# Given data
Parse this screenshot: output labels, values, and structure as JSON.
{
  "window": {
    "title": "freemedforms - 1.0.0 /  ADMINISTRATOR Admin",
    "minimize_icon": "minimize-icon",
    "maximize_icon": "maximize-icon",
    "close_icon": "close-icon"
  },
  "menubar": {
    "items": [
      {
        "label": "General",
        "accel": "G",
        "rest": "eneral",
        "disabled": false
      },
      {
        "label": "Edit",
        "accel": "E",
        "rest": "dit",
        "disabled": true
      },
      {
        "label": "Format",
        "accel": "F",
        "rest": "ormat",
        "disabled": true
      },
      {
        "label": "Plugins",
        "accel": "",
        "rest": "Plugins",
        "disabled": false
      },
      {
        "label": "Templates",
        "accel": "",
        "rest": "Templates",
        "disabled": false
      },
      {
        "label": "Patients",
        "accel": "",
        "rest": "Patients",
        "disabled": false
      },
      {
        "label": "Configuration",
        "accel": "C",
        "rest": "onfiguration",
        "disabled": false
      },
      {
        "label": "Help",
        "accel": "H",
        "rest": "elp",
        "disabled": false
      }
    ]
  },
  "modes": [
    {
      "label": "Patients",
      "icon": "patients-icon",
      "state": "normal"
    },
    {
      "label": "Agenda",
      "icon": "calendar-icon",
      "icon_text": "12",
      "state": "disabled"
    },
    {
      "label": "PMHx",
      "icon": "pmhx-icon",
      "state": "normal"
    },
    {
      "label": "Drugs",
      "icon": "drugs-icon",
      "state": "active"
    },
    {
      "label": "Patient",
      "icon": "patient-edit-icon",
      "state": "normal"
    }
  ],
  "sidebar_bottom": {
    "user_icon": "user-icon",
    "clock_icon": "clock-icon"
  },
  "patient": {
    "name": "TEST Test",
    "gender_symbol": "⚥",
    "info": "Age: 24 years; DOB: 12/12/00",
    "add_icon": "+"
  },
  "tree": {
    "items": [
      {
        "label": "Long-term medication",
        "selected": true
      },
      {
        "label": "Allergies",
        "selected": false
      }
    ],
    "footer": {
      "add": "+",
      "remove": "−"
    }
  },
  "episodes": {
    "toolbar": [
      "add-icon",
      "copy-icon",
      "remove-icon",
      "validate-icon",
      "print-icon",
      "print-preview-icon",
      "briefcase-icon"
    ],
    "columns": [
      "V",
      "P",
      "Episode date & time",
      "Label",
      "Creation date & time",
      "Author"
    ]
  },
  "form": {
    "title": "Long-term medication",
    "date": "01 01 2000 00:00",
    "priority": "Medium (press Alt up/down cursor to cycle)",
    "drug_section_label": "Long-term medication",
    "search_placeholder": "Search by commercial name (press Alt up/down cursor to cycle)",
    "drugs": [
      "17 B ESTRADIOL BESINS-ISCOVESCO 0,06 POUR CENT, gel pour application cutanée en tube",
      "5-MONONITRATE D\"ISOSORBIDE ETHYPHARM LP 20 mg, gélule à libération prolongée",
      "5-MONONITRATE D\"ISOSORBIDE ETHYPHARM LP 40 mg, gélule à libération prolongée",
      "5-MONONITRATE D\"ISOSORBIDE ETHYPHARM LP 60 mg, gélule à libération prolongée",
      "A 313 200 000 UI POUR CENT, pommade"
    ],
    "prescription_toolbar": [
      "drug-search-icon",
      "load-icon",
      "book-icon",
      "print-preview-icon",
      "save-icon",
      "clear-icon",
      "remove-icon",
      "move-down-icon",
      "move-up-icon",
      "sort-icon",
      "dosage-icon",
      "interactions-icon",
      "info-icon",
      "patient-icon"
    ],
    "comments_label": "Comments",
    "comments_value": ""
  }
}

# What is expected
Please return the records above exactly as they are written.

# Output of the task
Parse this screenshot: output labels, values, and structure as JSON.
{
  "window": {
    "title": "freemedforms - 1.0.0 /  ADMINISTRATOR Admin",
    "minimize_icon": "minimize-icon",
    "maximize_icon": "maximize-icon",
    "close_icon": "close-icon"
  },
  "menubar": {
    "items": [
      {
        "label": "General",
        "accel": "G",
        "rest": "eneral",
        "disabled": false
      },
      {
        "label": "Edit",
        "accel": "E",
        "rest": "dit",
        "disabled": true
      },
      {
        "label": "Format",
        "accel": "F",
        "rest": "ormat",
        "disabled": true
      },
      {
        "label": "Plugins",
        "accel": "",
        "rest": "Plugins",
        "disabled": false
      },
      {
        "label": "Templates",
        "accel": "",
        "rest": "Templates",
        "disabled": false
      },
      {
        "label": "Patients",
        "accel": "",
        "rest": "Patients",
        "disabled": false
      },
      {
        "label": "Configuration",
        "accel": "C",
        "rest": "onfiguration",
        "disabled": false
      },
      {
        "label": "Help",
        "accel": "H",
        "rest": "elp",
        "disabled": false
      }
    ]
  },
  "modes": [
    {
      "label": "Patients",
      "icon": "patients-icon",
      "state": "normal"
    },
    {
      "label": "Agenda",
      "icon": "calendar-icon",
      "icon_text": "12",
      "state": "disabled"
    },
    {
      "label": "PMHx",
      "icon": "pmhx-icon",
      "state": "normal"
    },
    {
      "label": "Drugs",
      "icon": "drugs-icon",
      "state": "active"
    },
    {
      "label": "Patient",
      "icon": "patient-edit-icon",
      "state": "normal"
    }
  ],
  "sidebar_bottom": {
    "user_icon": "user-icon",
    "clock_icon": "clock-icon"
  },
  "patient": {
    "name": "TEST Test",
    "gender_symbol": "⚥",
    "info": "Age: 24 years; DOB: 12/12/00",
    "add_icon": "+"
  },
  "tree": {
    "items": [
      {
        "label": "Long-term medication",
        "selected": true
      },
      {
        "label": "Allergies",
        "selected": false
      }
    ],
    "footer": {
      "add": "+",
      "remove": "−"
    }
  },
  "episodes": {
    "toolbar": [
      "add-icon",
      "copy-icon",
      "remove-icon",
      "validate-icon",
      "print-icon",
      "print-preview-icon",
      "briefcase-icon"
    ],
    "columns": [
      "V",
      "P",
      "Episode date & time",
      "Label",
      "Creation date & time",
      "Author"
    ]
  },
  "form": {
    "title": "Long-term medication",
    "date": "01 01 2000 00:00",
    "priority": "Medium (press Alt up/down cursor to cycle)",
    "drug_section_label": "Long-term medication",
    "search_placeholder": "Search by commercial name (press Alt up/down cursor to cycle)",
    "drugs": [
      "17 B ESTRADIOL BESINS-ISCOVESCO 0,06 POUR CENT, gel pour application cutanée en tube",
      "5-MONONITRATE D\"ISOSORBIDE ETHYPHARM LP 20 mg, gélule à libération prolongée",
      "5-MONONITRATE D\"ISOSORBIDE ETHYPHARM LP 40 mg, gélule à libération prolongée",
      "5-MONONITRATE D\"ISOSORBIDE ETHYPHARM LP 60 mg, gélule à libération prolongée",
      "A 313 200 000 UI POUR CENT, pommade"
    ],
    "prescription_toolbar": [
      "drug-search-icon",
      "load-icon",
      "book-icon",
      "print-preview-icon",
      "save-icon",
      "clear-icon",
      "remove-icon",
      "move-down-icon",
      "move-up-icon",
      "sort-icon",
      "dosage-icon",
      "interactions-icon",
      "info-icon",
      "patient-icon"
    ],
    "comments_label": "Comments",
    "comments_value": ""
  }
}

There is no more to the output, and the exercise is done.